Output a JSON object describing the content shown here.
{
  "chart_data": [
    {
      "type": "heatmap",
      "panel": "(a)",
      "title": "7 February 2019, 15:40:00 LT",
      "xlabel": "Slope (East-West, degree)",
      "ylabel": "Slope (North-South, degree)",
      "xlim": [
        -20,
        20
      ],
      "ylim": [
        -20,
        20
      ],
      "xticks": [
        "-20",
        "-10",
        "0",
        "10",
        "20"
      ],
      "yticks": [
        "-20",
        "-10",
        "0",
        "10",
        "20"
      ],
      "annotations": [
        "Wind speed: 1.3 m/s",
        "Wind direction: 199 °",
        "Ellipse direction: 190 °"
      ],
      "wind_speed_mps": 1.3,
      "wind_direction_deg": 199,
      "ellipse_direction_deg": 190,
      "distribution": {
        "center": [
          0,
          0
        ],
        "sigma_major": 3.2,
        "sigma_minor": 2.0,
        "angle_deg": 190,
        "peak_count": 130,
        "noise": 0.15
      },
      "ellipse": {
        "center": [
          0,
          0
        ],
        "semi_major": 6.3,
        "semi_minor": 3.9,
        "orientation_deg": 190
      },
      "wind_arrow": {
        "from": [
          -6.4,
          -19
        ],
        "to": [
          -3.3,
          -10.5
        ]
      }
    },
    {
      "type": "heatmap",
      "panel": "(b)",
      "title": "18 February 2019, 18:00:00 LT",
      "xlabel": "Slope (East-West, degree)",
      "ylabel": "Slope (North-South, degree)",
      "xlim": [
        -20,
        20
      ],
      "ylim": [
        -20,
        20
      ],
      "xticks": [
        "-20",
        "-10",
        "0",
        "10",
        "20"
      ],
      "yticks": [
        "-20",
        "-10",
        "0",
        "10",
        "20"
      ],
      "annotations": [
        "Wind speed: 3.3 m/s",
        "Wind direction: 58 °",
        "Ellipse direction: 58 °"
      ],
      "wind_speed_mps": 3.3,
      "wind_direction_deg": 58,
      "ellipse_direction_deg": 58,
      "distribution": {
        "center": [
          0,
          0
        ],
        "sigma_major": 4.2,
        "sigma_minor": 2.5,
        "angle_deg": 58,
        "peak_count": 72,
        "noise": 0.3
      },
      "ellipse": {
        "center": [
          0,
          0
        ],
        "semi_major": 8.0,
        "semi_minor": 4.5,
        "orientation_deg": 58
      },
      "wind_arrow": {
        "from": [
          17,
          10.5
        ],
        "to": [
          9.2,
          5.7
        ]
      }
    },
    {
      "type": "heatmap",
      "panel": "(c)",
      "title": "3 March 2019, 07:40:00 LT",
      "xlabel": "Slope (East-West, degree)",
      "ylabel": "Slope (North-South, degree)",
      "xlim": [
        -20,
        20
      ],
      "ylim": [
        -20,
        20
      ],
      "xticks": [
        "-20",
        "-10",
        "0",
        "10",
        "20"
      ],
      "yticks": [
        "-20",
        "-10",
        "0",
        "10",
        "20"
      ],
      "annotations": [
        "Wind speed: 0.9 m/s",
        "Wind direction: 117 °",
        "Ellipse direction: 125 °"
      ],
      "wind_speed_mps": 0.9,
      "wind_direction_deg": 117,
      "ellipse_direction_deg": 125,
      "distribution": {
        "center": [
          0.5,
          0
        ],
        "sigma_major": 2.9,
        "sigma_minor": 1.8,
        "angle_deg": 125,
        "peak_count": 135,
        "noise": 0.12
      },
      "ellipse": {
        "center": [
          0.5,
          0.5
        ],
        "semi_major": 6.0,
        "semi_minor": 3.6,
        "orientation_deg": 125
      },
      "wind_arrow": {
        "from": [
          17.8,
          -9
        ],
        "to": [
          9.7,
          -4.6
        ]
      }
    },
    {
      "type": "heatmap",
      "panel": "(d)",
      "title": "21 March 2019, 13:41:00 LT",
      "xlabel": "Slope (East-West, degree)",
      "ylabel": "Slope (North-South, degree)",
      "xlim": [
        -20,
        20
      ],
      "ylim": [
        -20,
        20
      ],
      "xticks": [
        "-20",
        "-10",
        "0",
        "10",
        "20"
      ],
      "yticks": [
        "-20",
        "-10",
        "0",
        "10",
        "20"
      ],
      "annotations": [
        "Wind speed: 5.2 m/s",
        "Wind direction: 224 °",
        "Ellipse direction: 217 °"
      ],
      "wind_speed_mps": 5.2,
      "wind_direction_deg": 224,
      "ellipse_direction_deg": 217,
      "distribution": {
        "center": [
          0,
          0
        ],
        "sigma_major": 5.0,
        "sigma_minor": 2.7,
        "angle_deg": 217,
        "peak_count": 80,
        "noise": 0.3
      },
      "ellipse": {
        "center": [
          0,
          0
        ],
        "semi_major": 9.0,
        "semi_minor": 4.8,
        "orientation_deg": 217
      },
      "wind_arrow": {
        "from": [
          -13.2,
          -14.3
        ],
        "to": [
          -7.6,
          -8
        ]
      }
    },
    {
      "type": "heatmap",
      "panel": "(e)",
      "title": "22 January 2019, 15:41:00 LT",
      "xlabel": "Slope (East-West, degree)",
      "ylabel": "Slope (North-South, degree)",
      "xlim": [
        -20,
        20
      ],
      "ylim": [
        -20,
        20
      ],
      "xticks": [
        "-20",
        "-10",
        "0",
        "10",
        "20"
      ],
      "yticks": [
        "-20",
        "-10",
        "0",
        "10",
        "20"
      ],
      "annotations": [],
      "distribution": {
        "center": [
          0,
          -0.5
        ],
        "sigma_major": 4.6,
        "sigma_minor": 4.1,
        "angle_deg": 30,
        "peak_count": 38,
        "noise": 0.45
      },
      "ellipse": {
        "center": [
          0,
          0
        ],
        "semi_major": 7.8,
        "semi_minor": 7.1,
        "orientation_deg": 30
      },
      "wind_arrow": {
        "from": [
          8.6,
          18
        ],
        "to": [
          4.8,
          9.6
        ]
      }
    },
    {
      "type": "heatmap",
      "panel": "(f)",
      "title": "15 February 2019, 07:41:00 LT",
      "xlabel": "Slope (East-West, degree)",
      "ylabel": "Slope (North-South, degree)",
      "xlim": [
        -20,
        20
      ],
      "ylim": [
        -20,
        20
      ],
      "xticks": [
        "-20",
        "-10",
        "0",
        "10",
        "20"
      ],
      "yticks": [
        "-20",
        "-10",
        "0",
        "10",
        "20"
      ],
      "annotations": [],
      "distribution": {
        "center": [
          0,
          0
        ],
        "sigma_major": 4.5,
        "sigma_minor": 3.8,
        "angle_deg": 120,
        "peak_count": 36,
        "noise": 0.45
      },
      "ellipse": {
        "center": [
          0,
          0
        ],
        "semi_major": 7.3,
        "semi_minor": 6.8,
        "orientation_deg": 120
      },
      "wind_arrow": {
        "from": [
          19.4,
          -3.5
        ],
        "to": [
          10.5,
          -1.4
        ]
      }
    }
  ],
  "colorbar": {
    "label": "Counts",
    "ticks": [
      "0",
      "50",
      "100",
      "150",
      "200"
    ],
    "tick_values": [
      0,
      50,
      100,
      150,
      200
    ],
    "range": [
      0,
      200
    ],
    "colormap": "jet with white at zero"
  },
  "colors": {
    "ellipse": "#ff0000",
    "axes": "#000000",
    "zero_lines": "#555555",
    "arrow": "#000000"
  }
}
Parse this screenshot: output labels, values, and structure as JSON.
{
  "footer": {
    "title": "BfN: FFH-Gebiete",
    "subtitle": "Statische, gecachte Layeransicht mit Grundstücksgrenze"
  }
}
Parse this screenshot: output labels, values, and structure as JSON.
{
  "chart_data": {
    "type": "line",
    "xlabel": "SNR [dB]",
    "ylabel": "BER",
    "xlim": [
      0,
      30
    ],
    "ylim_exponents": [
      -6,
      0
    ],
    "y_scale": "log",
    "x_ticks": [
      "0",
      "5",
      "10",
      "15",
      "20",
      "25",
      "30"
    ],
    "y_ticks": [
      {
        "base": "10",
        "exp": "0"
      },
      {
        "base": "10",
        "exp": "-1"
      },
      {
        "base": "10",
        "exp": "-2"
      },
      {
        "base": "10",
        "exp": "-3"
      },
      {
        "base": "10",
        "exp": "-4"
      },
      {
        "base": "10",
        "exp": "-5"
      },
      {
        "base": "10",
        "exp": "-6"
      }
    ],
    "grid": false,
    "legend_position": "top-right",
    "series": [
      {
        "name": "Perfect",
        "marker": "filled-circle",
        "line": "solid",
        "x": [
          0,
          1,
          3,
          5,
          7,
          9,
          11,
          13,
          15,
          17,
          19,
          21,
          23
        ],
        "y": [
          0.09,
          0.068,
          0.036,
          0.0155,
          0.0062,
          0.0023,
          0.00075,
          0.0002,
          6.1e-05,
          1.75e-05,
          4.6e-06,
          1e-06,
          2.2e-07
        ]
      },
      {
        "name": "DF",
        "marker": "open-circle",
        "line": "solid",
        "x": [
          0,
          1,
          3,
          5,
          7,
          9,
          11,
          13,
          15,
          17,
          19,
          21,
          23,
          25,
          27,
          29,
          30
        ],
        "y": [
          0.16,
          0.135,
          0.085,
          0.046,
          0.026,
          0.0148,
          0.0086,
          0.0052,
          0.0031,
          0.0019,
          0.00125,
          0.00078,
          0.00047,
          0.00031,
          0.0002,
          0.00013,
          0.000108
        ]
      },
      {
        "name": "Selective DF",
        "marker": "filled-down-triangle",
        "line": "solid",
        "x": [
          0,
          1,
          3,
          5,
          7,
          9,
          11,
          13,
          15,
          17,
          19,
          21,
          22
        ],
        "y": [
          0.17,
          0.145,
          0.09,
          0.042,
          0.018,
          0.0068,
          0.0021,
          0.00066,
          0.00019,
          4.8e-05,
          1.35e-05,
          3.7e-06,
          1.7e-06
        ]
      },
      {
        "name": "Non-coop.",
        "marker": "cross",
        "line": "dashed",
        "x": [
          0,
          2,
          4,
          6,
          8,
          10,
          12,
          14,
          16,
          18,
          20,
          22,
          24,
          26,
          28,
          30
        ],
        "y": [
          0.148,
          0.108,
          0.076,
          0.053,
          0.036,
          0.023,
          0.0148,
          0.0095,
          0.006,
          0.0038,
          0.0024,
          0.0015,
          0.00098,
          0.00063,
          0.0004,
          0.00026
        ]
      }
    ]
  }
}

-------

### EXERCISE REQUIREMENTS
From the records above, pull out each line that has "circle".

### COMPLETED EXERCISE
        "marker": "filled-circle",
        "marker": "open-circle",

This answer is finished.